[WHAT IS EXPECTED]: Copy out all of the data below with no alterations.

[DATA SUPPLIED]:
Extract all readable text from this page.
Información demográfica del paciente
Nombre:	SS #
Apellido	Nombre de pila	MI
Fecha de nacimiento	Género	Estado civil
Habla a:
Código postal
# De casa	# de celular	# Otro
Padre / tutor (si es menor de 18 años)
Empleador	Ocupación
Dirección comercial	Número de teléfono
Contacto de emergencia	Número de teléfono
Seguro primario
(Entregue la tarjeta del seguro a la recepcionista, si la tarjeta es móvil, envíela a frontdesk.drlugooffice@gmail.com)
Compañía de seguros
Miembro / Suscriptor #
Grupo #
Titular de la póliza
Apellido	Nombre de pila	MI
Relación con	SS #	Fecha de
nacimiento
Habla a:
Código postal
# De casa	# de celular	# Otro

[FINISHED EXERCISE]:
Extract all readable text from this page.
Información demográfica del paciente
Nombre:	SS #
Apellido	Nombre de pila	MI
Fecha de nacimiento	Género	Estado civil
Habla a:
Código postal
# De casa	# de celular	# Otro
Padre / tutor (si es menor de 18 años)
Empleador	Ocupación
Dirección comercial	Número de teléfono
Contacto de emergencia	Número de teléfono
Seguro primario
(Entregue la tarjeta del seguro a la recepcionista, si la tarjeta es móvil, envíela a frontdesk.drlugooffice@gmail.com)
Compañía de seguros
Miembro / Suscriptor #
Grupo #
Titular de la póliza
Apellido	Nombre de pila	MI
Relación con	SS #	Fecha de
nacimiento
Habla a:
Código postal
# De casa	# de celular	# Otro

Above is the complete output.